[Start of DATA TO PROCESS]

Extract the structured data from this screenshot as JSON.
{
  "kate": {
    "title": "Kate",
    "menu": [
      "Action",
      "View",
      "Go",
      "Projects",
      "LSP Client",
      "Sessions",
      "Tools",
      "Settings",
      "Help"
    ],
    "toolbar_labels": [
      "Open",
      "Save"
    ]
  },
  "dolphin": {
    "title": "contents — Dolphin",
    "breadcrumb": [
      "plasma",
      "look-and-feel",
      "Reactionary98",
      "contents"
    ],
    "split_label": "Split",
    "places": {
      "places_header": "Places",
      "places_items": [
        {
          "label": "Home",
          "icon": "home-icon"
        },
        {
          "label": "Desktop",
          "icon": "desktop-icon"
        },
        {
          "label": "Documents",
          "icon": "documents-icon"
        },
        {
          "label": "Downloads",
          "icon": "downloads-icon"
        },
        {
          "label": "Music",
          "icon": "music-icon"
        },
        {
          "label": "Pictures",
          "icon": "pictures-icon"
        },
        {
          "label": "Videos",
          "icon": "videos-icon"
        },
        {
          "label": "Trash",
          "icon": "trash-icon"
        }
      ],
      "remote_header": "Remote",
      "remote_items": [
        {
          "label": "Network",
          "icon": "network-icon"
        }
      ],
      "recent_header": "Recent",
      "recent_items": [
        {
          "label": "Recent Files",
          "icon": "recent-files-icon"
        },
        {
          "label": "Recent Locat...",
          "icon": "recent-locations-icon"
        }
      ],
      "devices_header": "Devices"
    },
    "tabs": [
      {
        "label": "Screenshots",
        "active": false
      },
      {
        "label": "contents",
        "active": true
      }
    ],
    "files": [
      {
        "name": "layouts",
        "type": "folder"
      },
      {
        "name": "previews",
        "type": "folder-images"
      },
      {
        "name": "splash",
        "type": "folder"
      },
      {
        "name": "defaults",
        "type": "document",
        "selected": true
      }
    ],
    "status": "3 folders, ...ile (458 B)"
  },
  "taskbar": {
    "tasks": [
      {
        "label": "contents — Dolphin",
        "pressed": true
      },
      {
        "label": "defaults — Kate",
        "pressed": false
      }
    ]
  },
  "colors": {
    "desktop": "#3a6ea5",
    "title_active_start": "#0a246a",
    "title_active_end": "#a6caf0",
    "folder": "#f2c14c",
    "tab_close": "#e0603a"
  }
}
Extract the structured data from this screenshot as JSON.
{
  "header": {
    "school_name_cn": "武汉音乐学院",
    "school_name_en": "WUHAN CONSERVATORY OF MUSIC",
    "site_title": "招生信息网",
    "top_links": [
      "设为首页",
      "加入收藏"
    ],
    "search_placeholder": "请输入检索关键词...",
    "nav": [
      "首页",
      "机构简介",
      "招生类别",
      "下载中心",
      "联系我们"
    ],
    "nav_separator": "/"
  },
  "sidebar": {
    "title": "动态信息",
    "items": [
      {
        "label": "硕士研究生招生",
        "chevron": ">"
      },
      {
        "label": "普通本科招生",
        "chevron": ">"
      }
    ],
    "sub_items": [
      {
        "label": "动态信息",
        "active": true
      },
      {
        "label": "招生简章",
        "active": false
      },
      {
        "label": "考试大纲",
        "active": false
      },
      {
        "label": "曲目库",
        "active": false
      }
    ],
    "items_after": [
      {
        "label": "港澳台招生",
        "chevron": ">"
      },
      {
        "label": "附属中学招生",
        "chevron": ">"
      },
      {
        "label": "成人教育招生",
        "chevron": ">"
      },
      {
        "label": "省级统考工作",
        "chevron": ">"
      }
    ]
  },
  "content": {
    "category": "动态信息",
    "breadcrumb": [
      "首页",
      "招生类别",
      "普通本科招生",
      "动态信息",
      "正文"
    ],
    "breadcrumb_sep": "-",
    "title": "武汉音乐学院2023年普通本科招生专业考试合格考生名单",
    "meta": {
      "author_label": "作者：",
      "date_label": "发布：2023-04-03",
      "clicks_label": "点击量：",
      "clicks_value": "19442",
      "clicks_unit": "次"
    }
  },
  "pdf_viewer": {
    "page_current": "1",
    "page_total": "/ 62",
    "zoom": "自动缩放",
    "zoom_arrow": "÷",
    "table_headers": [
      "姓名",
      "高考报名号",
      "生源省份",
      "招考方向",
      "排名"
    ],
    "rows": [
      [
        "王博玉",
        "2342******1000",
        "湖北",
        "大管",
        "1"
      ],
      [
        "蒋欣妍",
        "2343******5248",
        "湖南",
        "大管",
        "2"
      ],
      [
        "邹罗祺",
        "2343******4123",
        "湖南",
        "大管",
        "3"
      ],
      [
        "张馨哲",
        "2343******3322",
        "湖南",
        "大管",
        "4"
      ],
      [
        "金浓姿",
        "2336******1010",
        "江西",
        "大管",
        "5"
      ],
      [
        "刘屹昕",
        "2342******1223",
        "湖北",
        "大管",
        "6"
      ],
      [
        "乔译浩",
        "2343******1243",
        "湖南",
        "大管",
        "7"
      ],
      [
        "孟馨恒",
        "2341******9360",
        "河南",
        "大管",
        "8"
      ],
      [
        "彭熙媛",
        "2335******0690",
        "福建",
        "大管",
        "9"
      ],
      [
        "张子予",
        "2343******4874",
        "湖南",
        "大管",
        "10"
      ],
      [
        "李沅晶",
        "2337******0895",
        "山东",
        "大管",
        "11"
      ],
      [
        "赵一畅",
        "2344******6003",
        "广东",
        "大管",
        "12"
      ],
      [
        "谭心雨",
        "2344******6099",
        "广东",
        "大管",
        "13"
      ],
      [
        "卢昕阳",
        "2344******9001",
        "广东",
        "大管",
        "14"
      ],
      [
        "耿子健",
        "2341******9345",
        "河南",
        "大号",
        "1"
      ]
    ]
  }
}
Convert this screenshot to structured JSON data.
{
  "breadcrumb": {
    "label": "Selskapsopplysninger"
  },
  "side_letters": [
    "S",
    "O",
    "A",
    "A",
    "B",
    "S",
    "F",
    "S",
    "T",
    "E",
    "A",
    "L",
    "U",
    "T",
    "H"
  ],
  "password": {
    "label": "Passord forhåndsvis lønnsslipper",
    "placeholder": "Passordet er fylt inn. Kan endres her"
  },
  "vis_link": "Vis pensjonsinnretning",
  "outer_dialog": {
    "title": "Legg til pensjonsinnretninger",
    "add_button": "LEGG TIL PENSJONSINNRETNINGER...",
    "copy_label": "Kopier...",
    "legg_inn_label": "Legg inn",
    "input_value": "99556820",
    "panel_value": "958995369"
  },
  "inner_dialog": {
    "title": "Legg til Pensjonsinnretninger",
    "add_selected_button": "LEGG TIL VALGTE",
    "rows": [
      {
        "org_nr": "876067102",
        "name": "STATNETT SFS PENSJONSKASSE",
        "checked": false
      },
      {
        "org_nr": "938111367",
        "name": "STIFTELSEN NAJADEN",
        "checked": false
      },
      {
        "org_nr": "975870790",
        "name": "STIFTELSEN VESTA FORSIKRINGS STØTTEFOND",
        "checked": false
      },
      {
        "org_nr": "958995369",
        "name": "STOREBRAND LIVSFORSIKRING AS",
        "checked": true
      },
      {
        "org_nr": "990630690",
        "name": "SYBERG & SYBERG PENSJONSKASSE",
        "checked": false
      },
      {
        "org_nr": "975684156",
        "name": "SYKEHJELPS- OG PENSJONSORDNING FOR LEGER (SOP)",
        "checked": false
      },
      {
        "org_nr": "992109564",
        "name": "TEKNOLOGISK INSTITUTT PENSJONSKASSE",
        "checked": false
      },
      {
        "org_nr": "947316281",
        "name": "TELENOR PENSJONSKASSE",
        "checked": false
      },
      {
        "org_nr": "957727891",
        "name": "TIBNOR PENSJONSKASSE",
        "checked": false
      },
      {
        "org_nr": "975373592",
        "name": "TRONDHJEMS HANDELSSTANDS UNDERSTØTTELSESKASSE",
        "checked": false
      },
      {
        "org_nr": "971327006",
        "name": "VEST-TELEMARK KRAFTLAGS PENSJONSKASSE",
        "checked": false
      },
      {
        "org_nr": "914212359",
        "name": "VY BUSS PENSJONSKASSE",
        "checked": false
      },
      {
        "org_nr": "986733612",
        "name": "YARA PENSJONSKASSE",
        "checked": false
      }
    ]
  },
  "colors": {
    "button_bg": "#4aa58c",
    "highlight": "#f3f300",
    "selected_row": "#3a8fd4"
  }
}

[End of DATA TO PROCESS]

- WORK INSTRUCTIONS
Check every line in the material above for the string "PENSJONSKASSE", then give only the number of lines that have it.

- ANSWER FOR THIS EXERCISE
8